### WORK TO DO
Each entry below is to be printed verbatim.

**** EXTRACTED INFORMATION ****

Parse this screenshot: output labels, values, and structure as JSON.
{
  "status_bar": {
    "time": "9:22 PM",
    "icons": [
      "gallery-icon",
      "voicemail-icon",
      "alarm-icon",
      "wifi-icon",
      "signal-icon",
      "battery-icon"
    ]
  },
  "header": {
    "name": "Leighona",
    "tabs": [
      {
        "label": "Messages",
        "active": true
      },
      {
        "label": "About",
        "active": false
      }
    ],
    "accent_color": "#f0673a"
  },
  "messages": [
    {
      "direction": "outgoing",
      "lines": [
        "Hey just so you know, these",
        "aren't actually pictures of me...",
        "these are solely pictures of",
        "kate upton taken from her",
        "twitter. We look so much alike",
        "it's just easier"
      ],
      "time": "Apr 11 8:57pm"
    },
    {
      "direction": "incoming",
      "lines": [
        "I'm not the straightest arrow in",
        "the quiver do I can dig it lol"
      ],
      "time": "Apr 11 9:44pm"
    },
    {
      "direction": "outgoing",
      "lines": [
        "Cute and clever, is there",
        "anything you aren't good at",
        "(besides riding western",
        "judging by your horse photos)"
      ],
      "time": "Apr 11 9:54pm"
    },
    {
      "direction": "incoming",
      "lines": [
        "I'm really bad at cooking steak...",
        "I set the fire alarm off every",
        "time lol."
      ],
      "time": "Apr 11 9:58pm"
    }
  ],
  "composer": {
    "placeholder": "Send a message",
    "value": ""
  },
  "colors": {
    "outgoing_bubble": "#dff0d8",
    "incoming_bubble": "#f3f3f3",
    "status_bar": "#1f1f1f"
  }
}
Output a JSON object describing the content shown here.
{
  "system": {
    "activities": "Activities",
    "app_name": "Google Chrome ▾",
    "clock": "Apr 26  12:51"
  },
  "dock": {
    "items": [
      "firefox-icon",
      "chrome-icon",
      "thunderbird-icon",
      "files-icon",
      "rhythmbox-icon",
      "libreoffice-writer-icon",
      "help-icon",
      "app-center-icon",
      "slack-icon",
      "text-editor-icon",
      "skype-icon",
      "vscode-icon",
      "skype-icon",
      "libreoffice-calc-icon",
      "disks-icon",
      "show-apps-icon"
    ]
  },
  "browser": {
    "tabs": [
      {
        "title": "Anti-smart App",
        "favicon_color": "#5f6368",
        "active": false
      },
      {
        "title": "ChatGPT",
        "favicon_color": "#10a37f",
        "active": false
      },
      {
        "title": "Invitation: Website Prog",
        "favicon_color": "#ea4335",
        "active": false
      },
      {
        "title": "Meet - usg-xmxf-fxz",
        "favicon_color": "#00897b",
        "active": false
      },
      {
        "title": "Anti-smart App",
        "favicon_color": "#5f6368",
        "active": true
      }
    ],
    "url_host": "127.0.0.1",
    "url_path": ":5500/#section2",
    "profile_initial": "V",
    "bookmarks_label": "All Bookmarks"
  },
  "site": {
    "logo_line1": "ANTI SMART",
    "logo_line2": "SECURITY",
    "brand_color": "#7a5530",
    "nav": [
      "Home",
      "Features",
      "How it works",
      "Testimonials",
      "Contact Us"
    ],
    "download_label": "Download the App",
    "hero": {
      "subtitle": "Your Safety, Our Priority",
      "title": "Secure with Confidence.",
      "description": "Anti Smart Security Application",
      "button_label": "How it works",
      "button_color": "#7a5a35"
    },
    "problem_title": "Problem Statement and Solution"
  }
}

****

### COMPLETED EXERCISE
Parse this screenshot: output labels, values, and structure as JSON.
{
  "status_bar": {
    "time": "9:22 PM",
    "icons": [
      "gallery-icon",
      "voicemail-icon",
      "alarm-icon",
      "wifi-icon",
      "signal-icon",
      "battery-icon"
    ]
  },
  "header": {
    "name": "Leighona",
    "tabs": [
      {
        "label": "Messages",
        "active": true
      },
      {
        "label": "About",
        "active": false
      }
    ],
    "accent_color": "#f0673a"
  },
  "messages": [
    {
      "direction": "outgoing",
      "lines": [
        "Hey just so you know, these",
        "aren't actually pictures of me...",
        "these are solely pictures of",
        "kate upton taken from her",
        "twitter. We look so much alike",
        "it's just easier"
      ],
      "time": "Apr 11 8:57pm"
    },
    {
      "direction": "incoming",
      "lines": [
        "I'm not the straightest arrow in",
        "the quiver do I can dig it lol"
      ],
      "time": "Apr 11 9:44pm"
    },
    {
      "direction": "outgoing",
      "lines": [
        "Cute and clever, is there",
        "anything you aren't good at",
        "(besides riding western",
        "judging by your horse photos)"
      ],
      "time": "Apr 11 9:54pm"
    },
    {
      "direction": "incoming",
      "lines": [
        "I'm really bad at cooking steak...",
        "I set the fire alarm off every",
        "time lol."
      ],
      "time": "Apr 11 9:58pm"
    }
  ],
  "composer": {
    "placeholder": "Send a message",
    "value": ""
  },
  "colors": {
    "outgoing_bubble": "#dff0d8",
    "incoming_bubble": "#f3f3f3",
    "status_bar": "#1f1f1f"
  }
}
Output a JSON object describing the content shown here.
{
  "system": {
    "activities": "Activities",
    "app_name": "Google Chrome ▾",
    "clock": "Apr 26  12:51"
  },
  "dock": {
    "items": [
      "firefox-icon",
      "chrome-icon",
      "thunderbird-icon",
      "files-icon",
      "rhythmbox-icon",
      "libreoffice-writer-icon",
      "help-icon",
      "app-center-icon",
      "slack-icon",
      "text-editor-icon",
      "skype-icon",
      "vscode-icon",
      "skype-icon",
      "libreoffice-calc-icon",
      "disks-icon",
      "show-apps-icon"
    ]
  },
  "browser": {
    "tabs": [
      {
        "title": "Anti-smart App",
        "favicon_color": "#5f6368",
        "active": false
      },
      {
        "title": "ChatGPT",
        "favicon_color": "#10a37f",
        "active": false
      },
      {
        "title": "Invitation: Website Prog",
        "favicon_color": "#ea4335",
        "active": false
      },
      {
        "title": "Meet - usg-xmxf-fxz",
        "favicon_color": "#00897b",
        "active": false
      },
      {
        "title": "Anti-smart App",
        "favicon_color": "#5f6368",
        "active": true
      }
    ],
    "url_host": "127.0.0.1",
    "url_path": ":5500/#section2",
    "profile_initial": "V",
    "bookmarks_label": "All Bookmarks"
  },
  "site": {
    "logo_line1": "ANTI SMART",
    "logo_line2": "SECURITY",
    "brand_color": "#7a5530",
    "nav": [
      "Home",
      "Features",
      "How it works",
      "Testimonials",
      "Contact Us"
    ],
    "download_label": "Download the App",
    "hero": {
      "subtitle": "Your Safety, Our Priority",
      "title": "Secure with Confidence.",
      "description": "Anti Smart Security Application",
      "button_label": "How it works",
      "button_color": "#7a5a35"
    },
    "problem_title": "Problem Statement and Solution"
  }
}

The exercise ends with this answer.